-- START OF Given records --

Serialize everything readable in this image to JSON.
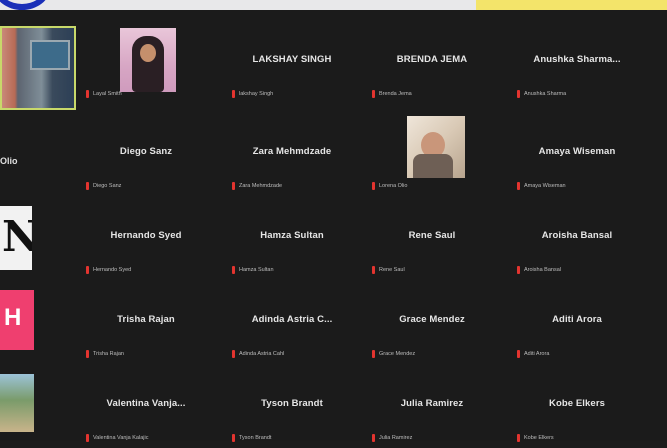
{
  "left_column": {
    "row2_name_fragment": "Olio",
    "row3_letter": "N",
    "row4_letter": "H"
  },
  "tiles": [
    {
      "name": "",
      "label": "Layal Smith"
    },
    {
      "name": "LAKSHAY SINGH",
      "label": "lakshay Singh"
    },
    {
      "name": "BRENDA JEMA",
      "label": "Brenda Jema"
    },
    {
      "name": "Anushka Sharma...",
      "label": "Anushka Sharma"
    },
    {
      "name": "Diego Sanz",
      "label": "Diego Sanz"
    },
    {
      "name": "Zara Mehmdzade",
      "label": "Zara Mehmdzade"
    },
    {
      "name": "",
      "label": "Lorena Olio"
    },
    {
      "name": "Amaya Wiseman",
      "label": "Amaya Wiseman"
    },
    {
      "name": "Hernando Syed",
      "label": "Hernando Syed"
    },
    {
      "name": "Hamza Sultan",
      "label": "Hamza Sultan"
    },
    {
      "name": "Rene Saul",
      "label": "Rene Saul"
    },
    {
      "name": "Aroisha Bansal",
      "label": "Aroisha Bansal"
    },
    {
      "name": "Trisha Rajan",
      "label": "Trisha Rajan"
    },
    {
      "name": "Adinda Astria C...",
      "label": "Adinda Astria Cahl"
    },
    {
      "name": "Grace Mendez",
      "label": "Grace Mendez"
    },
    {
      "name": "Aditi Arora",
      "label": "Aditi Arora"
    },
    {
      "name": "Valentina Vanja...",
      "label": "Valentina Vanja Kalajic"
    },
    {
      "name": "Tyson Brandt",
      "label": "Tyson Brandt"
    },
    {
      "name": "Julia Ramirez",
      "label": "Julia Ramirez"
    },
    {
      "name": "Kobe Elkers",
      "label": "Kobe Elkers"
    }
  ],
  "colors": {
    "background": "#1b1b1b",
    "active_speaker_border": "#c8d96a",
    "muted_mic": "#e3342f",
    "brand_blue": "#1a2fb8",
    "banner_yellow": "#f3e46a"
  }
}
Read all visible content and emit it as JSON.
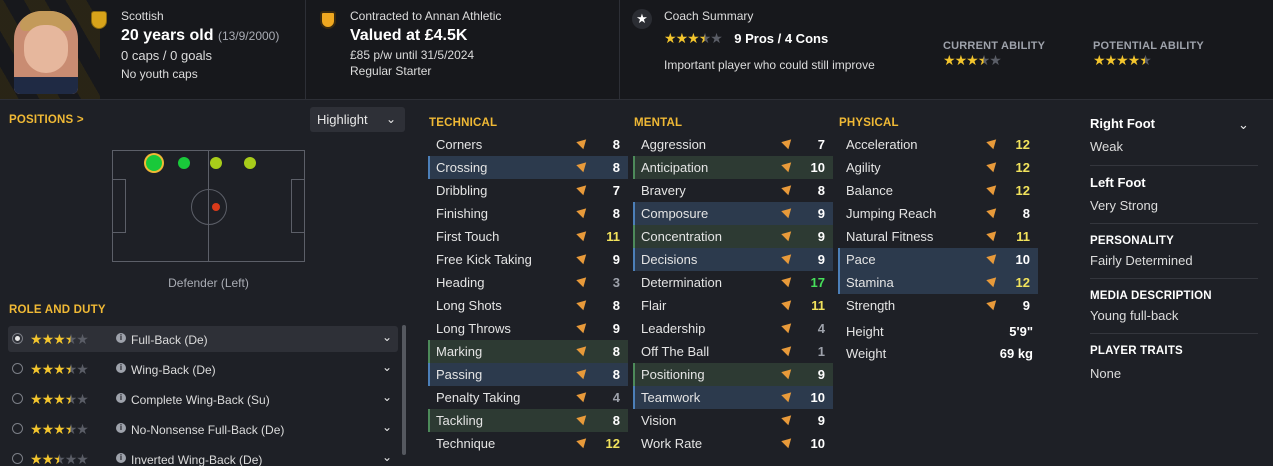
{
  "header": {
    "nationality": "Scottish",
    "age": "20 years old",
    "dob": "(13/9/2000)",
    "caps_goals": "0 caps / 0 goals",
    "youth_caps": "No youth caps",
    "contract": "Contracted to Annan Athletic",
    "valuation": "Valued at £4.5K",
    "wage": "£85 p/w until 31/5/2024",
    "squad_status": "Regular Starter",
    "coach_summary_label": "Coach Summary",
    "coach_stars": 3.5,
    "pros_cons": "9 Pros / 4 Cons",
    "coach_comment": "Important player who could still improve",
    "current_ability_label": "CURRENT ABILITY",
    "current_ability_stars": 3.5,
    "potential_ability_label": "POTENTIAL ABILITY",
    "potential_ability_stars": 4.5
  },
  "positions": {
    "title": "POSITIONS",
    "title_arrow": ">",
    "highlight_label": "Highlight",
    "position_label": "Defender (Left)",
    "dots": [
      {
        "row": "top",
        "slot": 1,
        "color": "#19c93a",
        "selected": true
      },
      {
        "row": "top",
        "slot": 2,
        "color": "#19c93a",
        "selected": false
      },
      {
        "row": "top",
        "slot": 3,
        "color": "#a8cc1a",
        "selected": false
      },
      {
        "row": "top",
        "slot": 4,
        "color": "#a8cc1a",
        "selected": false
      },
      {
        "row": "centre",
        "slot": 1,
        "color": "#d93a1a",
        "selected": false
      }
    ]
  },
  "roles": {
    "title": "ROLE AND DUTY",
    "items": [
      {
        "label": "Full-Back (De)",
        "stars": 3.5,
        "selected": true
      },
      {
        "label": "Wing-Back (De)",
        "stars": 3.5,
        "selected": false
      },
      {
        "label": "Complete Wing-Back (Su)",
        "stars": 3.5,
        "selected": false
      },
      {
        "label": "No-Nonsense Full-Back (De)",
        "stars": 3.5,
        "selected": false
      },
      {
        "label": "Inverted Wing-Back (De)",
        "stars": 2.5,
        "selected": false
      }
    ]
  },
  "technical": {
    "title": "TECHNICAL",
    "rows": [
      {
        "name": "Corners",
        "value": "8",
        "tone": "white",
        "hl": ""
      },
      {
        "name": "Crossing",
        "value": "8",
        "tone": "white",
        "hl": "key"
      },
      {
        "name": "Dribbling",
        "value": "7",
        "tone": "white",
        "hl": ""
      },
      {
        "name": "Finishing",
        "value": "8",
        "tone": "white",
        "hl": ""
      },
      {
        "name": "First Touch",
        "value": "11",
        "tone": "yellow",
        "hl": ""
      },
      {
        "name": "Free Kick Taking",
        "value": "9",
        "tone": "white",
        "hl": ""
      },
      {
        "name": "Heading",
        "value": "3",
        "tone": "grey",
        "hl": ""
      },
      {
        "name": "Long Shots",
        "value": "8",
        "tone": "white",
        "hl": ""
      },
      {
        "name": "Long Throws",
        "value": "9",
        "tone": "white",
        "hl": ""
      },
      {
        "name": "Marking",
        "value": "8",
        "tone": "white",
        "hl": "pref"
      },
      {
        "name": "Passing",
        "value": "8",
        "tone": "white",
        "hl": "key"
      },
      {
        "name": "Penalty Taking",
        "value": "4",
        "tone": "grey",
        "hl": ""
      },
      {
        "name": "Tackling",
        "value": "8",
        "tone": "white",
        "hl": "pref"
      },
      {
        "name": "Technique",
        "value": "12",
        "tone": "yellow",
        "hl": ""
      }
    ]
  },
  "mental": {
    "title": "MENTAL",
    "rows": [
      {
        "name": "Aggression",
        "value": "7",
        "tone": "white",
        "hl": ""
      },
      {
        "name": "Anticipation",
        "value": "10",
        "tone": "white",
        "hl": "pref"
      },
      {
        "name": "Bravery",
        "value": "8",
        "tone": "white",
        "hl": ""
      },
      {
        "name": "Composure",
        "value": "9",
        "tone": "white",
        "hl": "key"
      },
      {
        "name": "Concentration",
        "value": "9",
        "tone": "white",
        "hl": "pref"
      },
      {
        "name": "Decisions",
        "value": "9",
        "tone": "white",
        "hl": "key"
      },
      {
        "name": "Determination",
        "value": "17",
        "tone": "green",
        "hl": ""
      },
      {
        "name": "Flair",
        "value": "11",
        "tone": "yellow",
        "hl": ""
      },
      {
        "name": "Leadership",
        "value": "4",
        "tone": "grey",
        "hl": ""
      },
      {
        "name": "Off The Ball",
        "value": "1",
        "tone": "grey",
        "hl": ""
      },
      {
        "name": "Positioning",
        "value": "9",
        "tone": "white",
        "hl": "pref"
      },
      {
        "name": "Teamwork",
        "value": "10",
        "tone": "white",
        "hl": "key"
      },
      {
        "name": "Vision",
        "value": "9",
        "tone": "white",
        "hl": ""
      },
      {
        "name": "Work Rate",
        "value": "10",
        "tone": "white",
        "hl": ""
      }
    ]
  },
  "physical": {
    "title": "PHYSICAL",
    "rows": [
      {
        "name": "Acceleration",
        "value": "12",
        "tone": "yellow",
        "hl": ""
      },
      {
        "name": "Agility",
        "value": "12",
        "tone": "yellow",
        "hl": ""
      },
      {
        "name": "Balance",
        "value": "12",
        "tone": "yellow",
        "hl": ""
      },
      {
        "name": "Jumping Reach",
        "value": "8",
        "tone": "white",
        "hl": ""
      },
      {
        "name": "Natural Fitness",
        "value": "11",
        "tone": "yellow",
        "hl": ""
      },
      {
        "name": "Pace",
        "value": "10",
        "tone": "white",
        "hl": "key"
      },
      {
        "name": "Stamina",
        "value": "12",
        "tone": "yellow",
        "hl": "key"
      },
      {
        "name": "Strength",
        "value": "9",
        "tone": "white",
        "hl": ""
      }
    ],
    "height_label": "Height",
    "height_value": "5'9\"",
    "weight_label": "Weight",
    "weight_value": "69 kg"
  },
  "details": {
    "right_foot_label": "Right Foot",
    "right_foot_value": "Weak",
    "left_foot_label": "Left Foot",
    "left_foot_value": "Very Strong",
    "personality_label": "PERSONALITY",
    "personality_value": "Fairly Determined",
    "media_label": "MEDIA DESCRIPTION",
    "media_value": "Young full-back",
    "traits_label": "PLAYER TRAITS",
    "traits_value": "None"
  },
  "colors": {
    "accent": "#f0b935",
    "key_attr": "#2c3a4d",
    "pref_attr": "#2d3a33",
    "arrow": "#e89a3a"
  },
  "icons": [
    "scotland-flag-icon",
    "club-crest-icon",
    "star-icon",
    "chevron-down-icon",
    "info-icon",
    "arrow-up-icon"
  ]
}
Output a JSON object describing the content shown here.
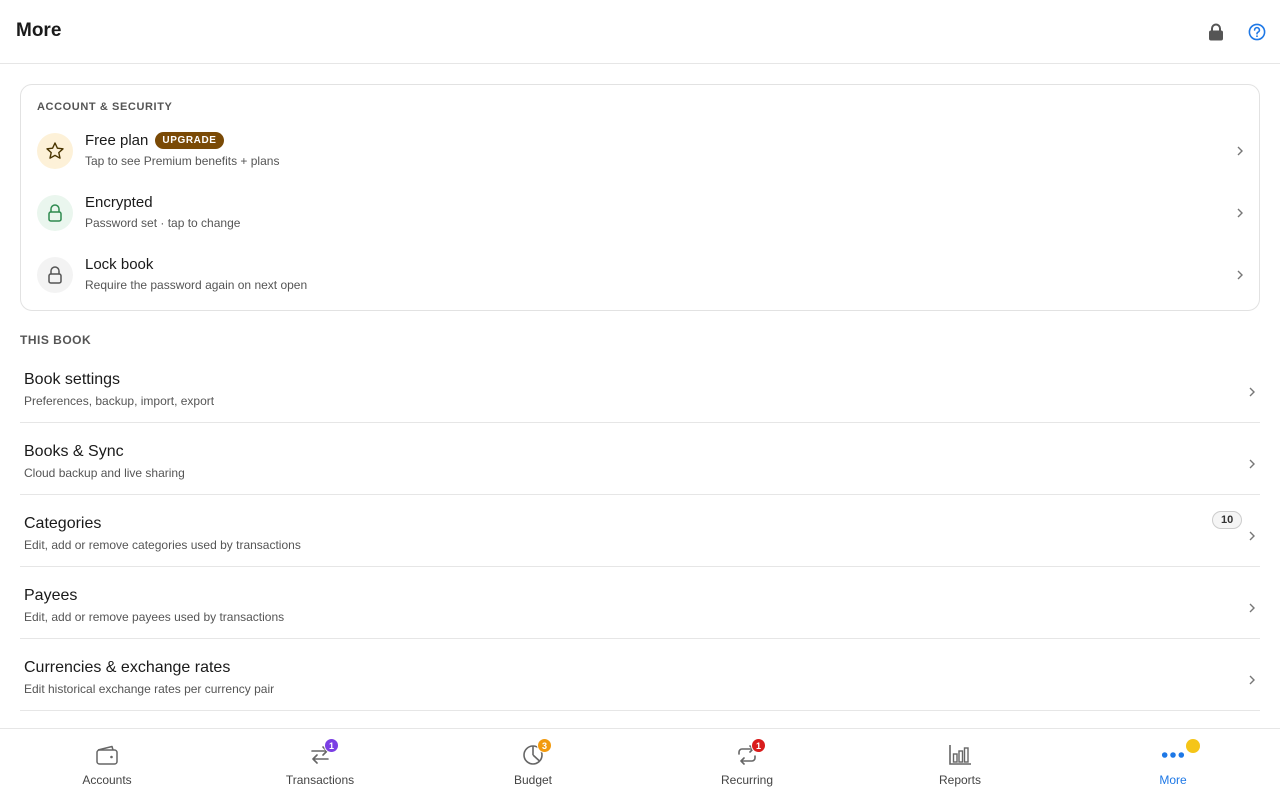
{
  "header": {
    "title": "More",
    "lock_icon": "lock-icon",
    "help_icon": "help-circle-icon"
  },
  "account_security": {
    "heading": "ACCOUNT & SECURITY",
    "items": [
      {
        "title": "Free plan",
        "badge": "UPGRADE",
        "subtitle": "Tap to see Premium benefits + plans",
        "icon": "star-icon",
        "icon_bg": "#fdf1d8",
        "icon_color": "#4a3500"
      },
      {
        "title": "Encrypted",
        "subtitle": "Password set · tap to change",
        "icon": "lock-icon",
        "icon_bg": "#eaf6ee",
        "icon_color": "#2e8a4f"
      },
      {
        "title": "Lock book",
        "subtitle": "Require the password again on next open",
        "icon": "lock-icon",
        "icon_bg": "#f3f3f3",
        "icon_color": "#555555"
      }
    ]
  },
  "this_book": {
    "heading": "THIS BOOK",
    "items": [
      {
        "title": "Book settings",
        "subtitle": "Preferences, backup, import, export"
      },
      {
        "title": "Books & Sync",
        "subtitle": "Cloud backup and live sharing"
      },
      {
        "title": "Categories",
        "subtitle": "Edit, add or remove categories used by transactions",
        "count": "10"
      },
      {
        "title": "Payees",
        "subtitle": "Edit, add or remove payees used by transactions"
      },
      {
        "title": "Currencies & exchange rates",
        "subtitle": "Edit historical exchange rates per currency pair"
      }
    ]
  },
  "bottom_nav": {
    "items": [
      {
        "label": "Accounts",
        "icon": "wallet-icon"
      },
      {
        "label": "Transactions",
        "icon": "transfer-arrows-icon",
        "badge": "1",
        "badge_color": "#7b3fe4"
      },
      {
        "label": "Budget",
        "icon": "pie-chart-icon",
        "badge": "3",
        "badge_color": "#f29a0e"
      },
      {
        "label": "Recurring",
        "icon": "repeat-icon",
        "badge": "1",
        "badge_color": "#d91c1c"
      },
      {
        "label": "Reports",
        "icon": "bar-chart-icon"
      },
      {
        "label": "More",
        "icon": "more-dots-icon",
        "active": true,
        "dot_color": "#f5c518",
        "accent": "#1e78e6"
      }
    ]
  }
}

-- END OF Given records --

Search the records above for "content". Copy each line where it is found.

Finished task:
Read all visible content and emit it as JSON.
Output a JSON object describing the content shown here.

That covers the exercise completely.